Copy each line exactly. Drop every picture.

——

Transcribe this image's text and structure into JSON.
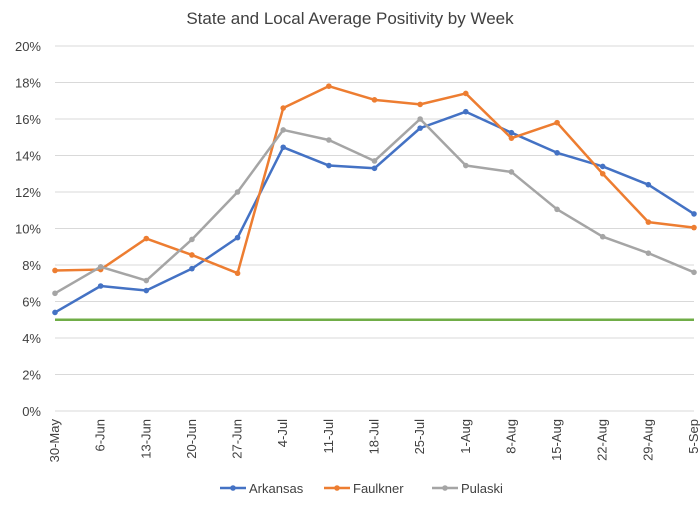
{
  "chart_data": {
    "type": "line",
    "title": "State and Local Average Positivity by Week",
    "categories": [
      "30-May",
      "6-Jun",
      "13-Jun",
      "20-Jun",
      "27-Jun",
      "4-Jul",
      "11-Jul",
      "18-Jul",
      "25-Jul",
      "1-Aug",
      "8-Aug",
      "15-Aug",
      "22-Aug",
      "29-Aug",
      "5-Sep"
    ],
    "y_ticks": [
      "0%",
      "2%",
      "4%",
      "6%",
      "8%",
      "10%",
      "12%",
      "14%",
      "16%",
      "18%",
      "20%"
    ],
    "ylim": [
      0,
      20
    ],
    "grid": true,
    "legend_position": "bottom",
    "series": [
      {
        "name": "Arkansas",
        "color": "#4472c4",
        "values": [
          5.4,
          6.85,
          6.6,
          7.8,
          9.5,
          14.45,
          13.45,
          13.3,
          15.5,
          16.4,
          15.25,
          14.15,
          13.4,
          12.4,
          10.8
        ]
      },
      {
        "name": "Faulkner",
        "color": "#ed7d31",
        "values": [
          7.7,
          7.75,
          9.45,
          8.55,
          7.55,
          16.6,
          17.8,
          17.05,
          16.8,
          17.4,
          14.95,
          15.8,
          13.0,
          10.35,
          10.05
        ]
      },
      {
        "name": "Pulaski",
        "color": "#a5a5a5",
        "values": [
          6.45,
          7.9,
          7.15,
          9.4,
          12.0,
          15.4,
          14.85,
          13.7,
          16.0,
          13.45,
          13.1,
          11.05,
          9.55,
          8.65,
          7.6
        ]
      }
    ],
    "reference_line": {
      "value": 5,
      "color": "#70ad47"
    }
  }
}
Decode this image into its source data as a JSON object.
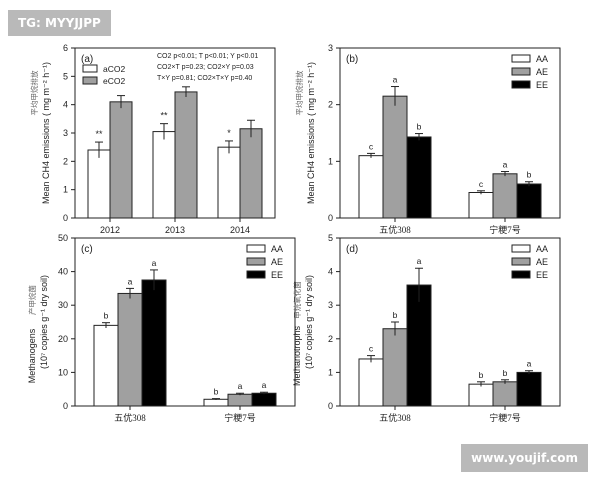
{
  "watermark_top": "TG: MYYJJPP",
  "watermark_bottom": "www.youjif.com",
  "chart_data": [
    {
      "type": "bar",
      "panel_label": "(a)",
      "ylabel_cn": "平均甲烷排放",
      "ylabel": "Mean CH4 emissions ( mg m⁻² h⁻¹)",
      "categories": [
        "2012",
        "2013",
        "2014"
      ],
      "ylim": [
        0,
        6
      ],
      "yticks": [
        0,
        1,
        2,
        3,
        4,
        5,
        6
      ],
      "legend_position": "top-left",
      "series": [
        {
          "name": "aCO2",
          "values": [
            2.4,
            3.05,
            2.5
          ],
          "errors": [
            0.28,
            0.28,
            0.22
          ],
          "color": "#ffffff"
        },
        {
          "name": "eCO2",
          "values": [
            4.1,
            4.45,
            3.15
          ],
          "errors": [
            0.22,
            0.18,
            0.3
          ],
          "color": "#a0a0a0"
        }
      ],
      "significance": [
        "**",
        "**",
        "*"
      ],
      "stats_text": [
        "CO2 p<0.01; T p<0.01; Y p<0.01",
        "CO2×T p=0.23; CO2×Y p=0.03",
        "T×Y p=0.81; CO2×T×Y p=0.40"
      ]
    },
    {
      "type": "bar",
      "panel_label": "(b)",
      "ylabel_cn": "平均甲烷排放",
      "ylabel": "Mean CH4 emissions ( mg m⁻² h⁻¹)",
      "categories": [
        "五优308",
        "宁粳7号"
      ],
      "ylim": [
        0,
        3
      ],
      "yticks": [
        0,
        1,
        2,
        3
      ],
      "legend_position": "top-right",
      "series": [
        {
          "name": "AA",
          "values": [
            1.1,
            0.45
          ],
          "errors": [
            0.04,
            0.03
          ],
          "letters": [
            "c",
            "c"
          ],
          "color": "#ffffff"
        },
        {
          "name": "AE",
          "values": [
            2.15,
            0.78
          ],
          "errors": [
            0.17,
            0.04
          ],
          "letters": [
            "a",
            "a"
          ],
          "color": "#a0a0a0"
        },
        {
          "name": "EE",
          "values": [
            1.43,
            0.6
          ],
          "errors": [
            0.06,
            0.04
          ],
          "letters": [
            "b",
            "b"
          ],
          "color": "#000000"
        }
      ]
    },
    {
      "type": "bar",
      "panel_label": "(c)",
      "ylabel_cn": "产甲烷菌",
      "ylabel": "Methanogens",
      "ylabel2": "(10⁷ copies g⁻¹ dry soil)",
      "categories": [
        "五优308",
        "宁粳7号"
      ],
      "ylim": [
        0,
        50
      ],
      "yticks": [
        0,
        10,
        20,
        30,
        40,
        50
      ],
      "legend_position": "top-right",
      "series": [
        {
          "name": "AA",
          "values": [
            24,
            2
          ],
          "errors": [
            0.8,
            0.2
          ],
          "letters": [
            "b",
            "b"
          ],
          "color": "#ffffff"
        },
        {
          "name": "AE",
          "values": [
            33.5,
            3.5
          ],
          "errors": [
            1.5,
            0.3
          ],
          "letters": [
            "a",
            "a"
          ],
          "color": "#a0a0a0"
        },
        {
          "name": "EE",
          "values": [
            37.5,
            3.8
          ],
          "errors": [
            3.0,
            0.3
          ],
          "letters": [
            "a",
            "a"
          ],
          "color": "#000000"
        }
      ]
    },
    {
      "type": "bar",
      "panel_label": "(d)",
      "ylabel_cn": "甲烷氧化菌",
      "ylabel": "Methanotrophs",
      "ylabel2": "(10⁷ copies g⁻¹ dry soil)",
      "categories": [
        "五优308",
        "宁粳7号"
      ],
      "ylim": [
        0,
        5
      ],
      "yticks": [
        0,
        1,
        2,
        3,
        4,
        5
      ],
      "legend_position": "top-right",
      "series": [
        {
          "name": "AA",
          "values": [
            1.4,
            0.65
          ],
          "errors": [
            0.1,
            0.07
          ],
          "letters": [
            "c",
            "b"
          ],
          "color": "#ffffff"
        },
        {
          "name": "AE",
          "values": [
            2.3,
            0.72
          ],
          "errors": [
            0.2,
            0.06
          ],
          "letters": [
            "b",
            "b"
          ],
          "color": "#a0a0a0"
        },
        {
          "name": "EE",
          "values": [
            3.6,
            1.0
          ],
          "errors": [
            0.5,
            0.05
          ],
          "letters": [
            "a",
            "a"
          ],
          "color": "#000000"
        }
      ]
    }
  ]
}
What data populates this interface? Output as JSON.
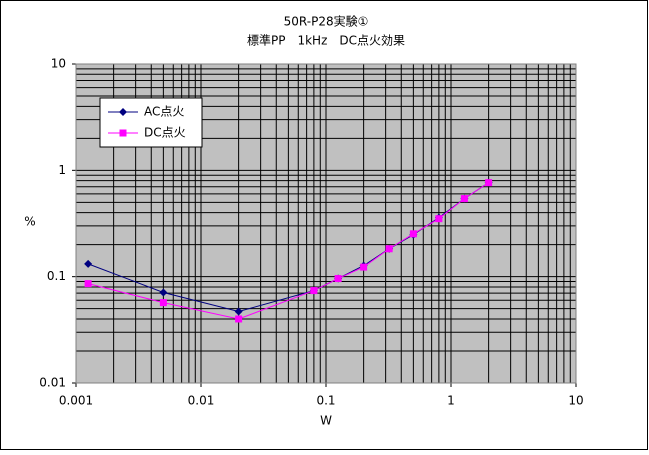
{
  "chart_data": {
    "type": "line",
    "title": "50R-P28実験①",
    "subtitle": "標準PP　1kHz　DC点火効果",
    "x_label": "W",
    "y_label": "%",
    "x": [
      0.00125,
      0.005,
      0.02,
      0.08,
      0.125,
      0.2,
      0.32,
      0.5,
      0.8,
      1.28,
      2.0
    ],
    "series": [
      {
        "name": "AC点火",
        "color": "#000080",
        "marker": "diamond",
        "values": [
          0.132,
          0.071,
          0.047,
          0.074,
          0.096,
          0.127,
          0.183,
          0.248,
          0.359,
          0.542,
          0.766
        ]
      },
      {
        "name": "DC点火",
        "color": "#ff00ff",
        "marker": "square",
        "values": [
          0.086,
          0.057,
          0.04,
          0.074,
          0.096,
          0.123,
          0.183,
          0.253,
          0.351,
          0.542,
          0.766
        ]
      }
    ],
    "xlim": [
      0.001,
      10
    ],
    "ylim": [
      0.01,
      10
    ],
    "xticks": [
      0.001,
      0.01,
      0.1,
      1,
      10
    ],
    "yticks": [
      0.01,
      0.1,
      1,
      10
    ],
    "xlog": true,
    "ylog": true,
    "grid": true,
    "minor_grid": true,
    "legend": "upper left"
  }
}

——

▶ [EXERCISE SOLUTION]
Transcribe this image's text and structure into JSON.
{
  "chart_data": {
    "type": "line",
    "title": "State and Local Average Positivity by Week",
    "categories": [
      "30-May",
      "6-Jun",
      "13-Jun",
      "20-Jun",
      "27-Jun",
      "4-Jul",
      "11-Jul",
      "18-Jul",
      "25-Jul",
      "1-Aug",
      "8-Aug",
      "15-Aug",
      "22-Aug",
      "29-Aug",
      "5-Sep"
    ],
    "y_ticks": [
      "0%",
      "2%",
      "4%",
      "6%",
      "8%",
      "10%",
      "12%",
      "14%",
      "16%",
      "18%",
      "20%"
    ],
    "ylim": [
      0,
      20
    ],
    "grid": true,
    "legend_position": "bottom",
    "series": [
      {
        "name": "Arkansas",
        "color": "#4472c4",
        "values": [
          5.4,
          6.85,
          6.6,
          7.8,
          9.5,
          14.45,
          13.45,
          13.3,
          15.5,
          16.4,
          15.25,
          14.15,
          13.4,
          12.4,
          10.8
        ]
      },
      {
        "name": "Faulkner",
        "color": "#ed7d31",
        "values": [
          7.7,
          7.75,
          9.45,
          8.55,
          7.55,
          16.6,
          17.8,
          17.05,
          16.8,
          17.4,
          14.95,
          15.8,
          13.0,
          10.35,
          10.05
        ]
      },
      {
        "name": "Pulaski",
        "color": "#a5a5a5",
        "values": [
          6.45,
          7.9,
          7.15,
          9.4,
          12.0,
          15.4,
          14.85,
          13.7,
          16.0,
          13.45,
          13.1,
          11.05,
          9.55,
          8.65,
          7.6
        ]
      }
    ],
    "reference_line": {
      "value": 5,
      "color": "#70ad47"
    }
  }
}
Decode this image into its source data as a JSON object.
{
  "watermark_top": "TG: MYYJJPP",
  "watermark_bottom": "www.youjif.com",
  "chart_data": [
    {
      "type": "bar",
      "panel_label": "(a)",
      "ylabel_cn": "平均甲烷排放",
      "ylabel": "Mean CH4 emissions ( mg m⁻² h⁻¹)",
      "categories": [
        "2012",
        "2013",
        "2014"
      ],
      "ylim": [
        0,
        6
      ],
      "yticks": [
        0,
        1,
        2,
        3,
        4,
        5,
        6
      ],
      "legend_position": "top-left",
      "series": [
        {
          "name": "aCO2",
          "values": [
            2.4,
            3.05,
            2.5
          ],
          "errors": [
            0.28,
            0.28,
            0.22
          ],
          "color": "#ffffff"
        },
        {
          "name": "eCO2",
          "values": [
            4.1,
            4.45,
            3.15
          ],
          "errors": [
            0.22,
            0.18,
            0.3
          ],
          "color": "#a0a0a0"
        }
      ],
      "significance": [
        "**",
        "**",
        "*"
      ],
      "stats_text": [
        "CO2 p<0.01; T p<0.01; Y p<0.01",
        "CO2×T p=0.23; CO2×Y p=0.03",
        "T×Y p=0.81; CO2×T×Y p=0.40"
      ]
    },
    {
      "type": "bar",
      "panel_label": "(b)",
      "ylabel_cn": "平均甲烷排放",
      "ylabel": "Mean CH4 emissions ( mg m⁻² h⁻¹)",
      "categories": [
        "五优308",
        "宁粳7号"
      ],
      "ylim": [
        0,
        3
      ],
      "yticks": [
        0,
        1,
        2,
        3
      ],
      "legend_position": "top-right",
      "series": [
        {
          "name": "AA",
          "values": [
            1.1,
            0.45
          ],
          "errors": [
            0.04,
            0.03
          ],
          "letters": [
            "c",
            "c"
          ],
          "color": "#ffffff"
        },
        {
          "name": "AE",
          "values": [
            2.15,
            0.78
          ],
          "errors": [
            0.17,
            0.04
          ],
          "letters": [
            "a",
            "a"
          ],
          "color": "#a0a0a0"
        },
        {
          "name": "EE",
          "values": [
            1.43,
            0.6
          ],
          "errors": [
            0.06,
            0.04
          ],
          "letters": [
            "b",
            "b"
          ],
          "color": "#000000"
        }
      ]
    },
    {
      "type": "bar",
      "panel_label": "(c)",
      "ylabel_cn": "产甲烷菌",
      "ylabel": "Methanogens",
      "ylabel2": "(10⁷ copies g⁻¹ dry soil)",
      "categories": [
        "五优308",
        "宁粳7号"
      ],
      "ylim": [
        0,
        50
      ],
      "yticks": [
        0,
        10,
        20,
        30,
        40,
        50
      ],
      "legend_position": "top-right",
      "series": [
        {
          "name": "AA",
          "values": [
            24,
            2
          ],
          "errors": [
            0.8,
            0.2
          ],
          "letters": [
            "b",
            "b"
          ],
          "color": "#ffffff"
        },
        {
          "name": "AE",
          "values": [
            33.5,
            3.5
          ],
          "errors": [
            1.5,
            0.3
          ],
          "letters": [
            "a",
            "a"
          ],
          "color": "#a0a0a0"
        },
        {
          "name": "EE",
          "values": [
            37.5,
            3.8
          ],
          "errors": [
            3.0,
            0.3
          ],
          "letters": [
            "a",
            "a"
          ],
          "color": "#000000"
        }
      ]
    },
    {
      "type": "bar",
      "panel_label": "(d)",
      "ylabel_cn": "甲烷氧化菌",
      "ylabel": "Methanotrophs",
      "ylabel2": "(10⁷ copies g⁻¹ dry soil)",
      "categories": [
        "五优308",
        "宁粳7号"
      ],
      "ylim": [
        0,
        5
      ],
      "yticks": [
        0,
        1,
        2,
        3,
        4,
        5
      ],
      "legend_position": "top-right",
      "series": [
        {
          "name": "AA",
          "values": [
            1.4,
            0.65
          ],
          "errors": [
            0.1,
            0.07
          ],
          "letters": [
            "c",
            "b"
          ],
          "color": "#ffffff"
        },
        {
          "name": "AE",
          "values": [
            2.3,
            0.72
          ],
          "errors": [
            0.2,
            0.06
          ],
          "letters": [
            "b",
            "b"
          ],
          "color": "#a0a0a0"
        },
        {
          "name": "EE",
          "values": [
            3.6,
            1.0
          ],
          "errors": [
            0.5,
            0.05
          ],
          "letters": [
            "a",
            "a"
          ],
          "color": "#000000"
        }
      ]
    }
  ]
}
What data populates this interface? Output as JSON.
{
  "chart_data": {
    "type": "line",
    "title": "50R-P28実験①",
    "subtitle": "標準PP　1kHz　DC点火効果",
    "x_label": "W",
    "y_label": "%",
    "x": [
      0.00125,
      0.005,
      0.02,
      0.08,
      0.125,
      0.2,
      0.32,
      0.5,
      0.8,
      1.28,
      2.0
    ],
    "series": [
      {
        "name": "AC点火",
        "color": "#000080",
        "marker": "diamond",
        "values": [
          0.132,
          0.071,
          0.047,
          0.074,
          0.096,
          0.127,
          0.183,
          0.248,
          0.359,
          0.542,
          0.766
        ]
      },
      {
        "name": "DC点火",
        "color": "#ff00ff",
        "marker": "square",
        "values": [
          0.086,
          0.057,
          0.04,
          0.074,
          0.096,
          0.123,
          0.183,
          0.253,
          0.351,
          0.542,
          0.766
        ]
      }
    ],
    "xlim": [
      0.001,
      10
    ],
    "ylim": [
      0.01,
      10
    ],
    "xticks": [
      0.001,
      0.01,
      0.1,
      1,
      10
    ],
    "yticks": [
      0.01,
      0.1,
      1,
      10
    ],
    "xlog": true,
    "ylog": true,
    "grid": true,
    "minor_grid": true,
    "legend": "upper left"
  }
}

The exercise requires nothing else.